**Task instructions:** Repeat the material verbatim. Images are excluded from the copy.

**Extracted entries:**
+++

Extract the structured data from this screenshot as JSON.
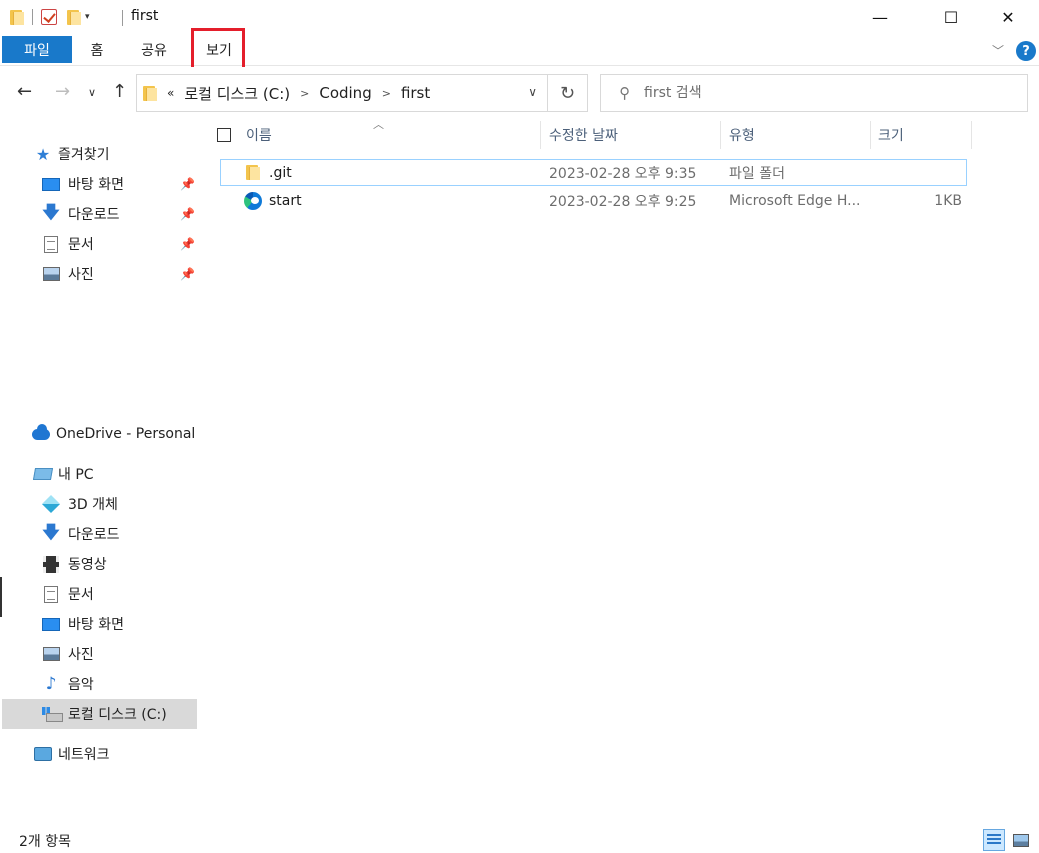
{
  "window": {
    "title": "first",
    "minimize_glyph": "—",
    "maximize_glyph": "☐",
    "close_glyph": "✕"
  },
  "ribbon": {
    "file_tab": "파일",
    "tabs": [
      "홈",
      "공유",
      "보기"
    ],
    "highlighted_tab": "보기",
    "highlight_color": "#e41e2b",
    "help_glyph": "?"
  },
  "address": {
    "overflow": "«",
    "crumbs": [
      "로컬 디스크 (C:)",
      "Coding",
      "first"
    ],
    "search_placeholder": "first 검색"
  },
  "nav": {
    "quick_access": "즐겨찾기",
    "quick_items": [
      "바탕 화면",
      "다운로드",
      "문서",
      "사진"
    ],
    "onedrive": "OneDrive - Personal",
    "this_pc": "내 PC",
    "pc_items": [
      "3D 개체",
      "다운로드",
      "동영상",
      "문서",
      "바탕 화면",
      "사진",
      "음악",
      "로컬 디스크 (C:)"
    ],
    "selected_item": "로컬 디스크 (C:)",
    "network": "네트워크"
  },
  "columns": {
    "name": "이름",
    "date": "수정한 날짜",
    "type": "유형",
    "size": "크기"
  },
  "files": [
    {
      "name": ".git",
      "date": "2023-02-28 오후 9:35",
      "type": "파일 폴더",
      "size": "",
      "icon": "folder-icon"
    },
    {
      "name": "start",
      "date": "2023-02-28 오후 9:25",
      "type": "Microsoft Edge H...",
      "size": "1KB",
      "icon": "edge-icon"
    }
  ],
  "status": {
    "item_count": "2개 항목"
  },
  "colors": {
    "accent": "#1979ca",
    "selection_border": "#99d1ff",
    "header_text": "#4c607a"
  }
}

+++

**The completed task:**
Extract the structured data from this screenshot as JSON.
{
  "window": {
    "title": "first",
    "minimize_glyph": "—",
    "maximize_glyph": "☐",
    "close_glyph": "✕"
  },
  "ribbon": {
    "file_tab": "파일",
    "tabs": [
      "홈",
      "공유",
      "보기"
    ],
    "highlighted_tab": "보기",
    "highlight_color": "#e41e2b",
    "help_glyph": "?"
  },
  "address": {
    "overflow": "«",
    "crumbs": [
      "로컬 디스크 (C:)",
      "Coding",
      "first"
    ],
    "search_placeholder": "first 검색"
  },
  "nav": {
    "quick_access": "즐겨찾기",
    "quick_items": [
      "바탕 화면",
      "다운로드",
      "문서",
      "사진"
    ],
    "onedrive": "OneDrive - Personal",
    "this_pc": "내 PC",
    "pc_items": [
      "3D 개체",
      "다운로드",
      "동영상",
      "문서",
      "바탕 화면",
      "사진",
      "음악",
      "로컬 디스크 (C:)"
    ],
    "selected_item": "로컬 디스크 (C:)",
    "network": "네트워크"
  },
  "columns": {
    "name": "이름",
    "date": "수정한 날짜",
    "type": "유형",
    "size": "크기"
  },
  "files": [
    {
      "name": ".git",
      "date": "2023-02-28 오후 9:35",
      "type": "파일 폴더",
      "size": "",
      "icon": "folder-icon"
    },
    {
      "name": "start",
      "date": "2023-02-28 오후 9:25",
      "type": "Microsoft Edge H...",
      "size": "1KB",
      "icon": "edge-icon"
    }
  ],
  "status": {
    "item_count": "2개 항목"
  },
  "colors": {
    "accent": "#1979ca",
    "selection_border": "#99d1ff",
    "header_text": "#4c607a"
  }
}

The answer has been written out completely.